* Excerpted records *
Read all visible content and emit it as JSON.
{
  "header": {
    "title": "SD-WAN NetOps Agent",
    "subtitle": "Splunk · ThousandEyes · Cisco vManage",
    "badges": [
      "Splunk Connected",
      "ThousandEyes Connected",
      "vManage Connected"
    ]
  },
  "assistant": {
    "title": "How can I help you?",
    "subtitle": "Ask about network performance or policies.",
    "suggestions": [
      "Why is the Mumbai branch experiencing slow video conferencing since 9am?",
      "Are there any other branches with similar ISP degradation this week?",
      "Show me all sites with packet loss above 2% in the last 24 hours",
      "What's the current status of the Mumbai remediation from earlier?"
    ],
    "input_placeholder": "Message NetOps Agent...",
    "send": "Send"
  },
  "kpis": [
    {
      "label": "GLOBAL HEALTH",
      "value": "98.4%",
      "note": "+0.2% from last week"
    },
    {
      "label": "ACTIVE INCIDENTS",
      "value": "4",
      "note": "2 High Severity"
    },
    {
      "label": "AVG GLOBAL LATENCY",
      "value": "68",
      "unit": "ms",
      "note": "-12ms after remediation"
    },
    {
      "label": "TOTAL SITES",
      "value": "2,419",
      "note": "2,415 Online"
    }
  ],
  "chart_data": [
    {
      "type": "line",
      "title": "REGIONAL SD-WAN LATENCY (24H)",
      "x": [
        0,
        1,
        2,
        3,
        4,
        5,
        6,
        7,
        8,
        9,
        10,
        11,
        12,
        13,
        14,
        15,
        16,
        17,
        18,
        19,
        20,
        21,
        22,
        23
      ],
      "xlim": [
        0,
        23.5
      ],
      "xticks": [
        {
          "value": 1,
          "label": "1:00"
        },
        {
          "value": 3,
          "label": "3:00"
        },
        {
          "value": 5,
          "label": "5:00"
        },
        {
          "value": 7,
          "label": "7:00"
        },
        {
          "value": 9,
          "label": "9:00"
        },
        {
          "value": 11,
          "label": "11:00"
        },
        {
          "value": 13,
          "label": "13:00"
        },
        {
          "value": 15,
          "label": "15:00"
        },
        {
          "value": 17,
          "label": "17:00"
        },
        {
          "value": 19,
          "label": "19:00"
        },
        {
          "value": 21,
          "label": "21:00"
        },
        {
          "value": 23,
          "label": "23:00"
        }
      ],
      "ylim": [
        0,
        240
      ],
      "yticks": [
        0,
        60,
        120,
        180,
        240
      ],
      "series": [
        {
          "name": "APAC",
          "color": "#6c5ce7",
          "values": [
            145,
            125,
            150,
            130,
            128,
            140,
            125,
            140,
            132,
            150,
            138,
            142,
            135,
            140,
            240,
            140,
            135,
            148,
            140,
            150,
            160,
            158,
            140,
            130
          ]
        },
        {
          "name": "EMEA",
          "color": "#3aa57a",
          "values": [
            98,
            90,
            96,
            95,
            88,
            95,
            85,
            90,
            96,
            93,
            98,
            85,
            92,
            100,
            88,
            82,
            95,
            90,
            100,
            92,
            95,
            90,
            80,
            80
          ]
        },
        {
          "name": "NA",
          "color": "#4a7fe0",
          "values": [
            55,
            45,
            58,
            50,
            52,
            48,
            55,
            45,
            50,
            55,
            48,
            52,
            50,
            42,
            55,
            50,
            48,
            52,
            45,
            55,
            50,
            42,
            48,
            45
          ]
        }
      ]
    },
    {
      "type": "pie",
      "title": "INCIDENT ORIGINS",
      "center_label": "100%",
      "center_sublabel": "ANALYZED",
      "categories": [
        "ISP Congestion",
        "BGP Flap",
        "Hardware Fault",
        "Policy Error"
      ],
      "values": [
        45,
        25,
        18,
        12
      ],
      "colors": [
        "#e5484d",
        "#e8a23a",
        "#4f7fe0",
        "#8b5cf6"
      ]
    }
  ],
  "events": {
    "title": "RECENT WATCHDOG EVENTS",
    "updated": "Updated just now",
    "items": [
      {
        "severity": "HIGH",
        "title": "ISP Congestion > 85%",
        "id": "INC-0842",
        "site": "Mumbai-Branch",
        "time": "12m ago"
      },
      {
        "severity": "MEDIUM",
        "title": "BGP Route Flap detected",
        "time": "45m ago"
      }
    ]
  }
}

* What you have to do *
Work out the number of lines in this listing that include the word "vManage". Reply with that number only.

* Expected output *
2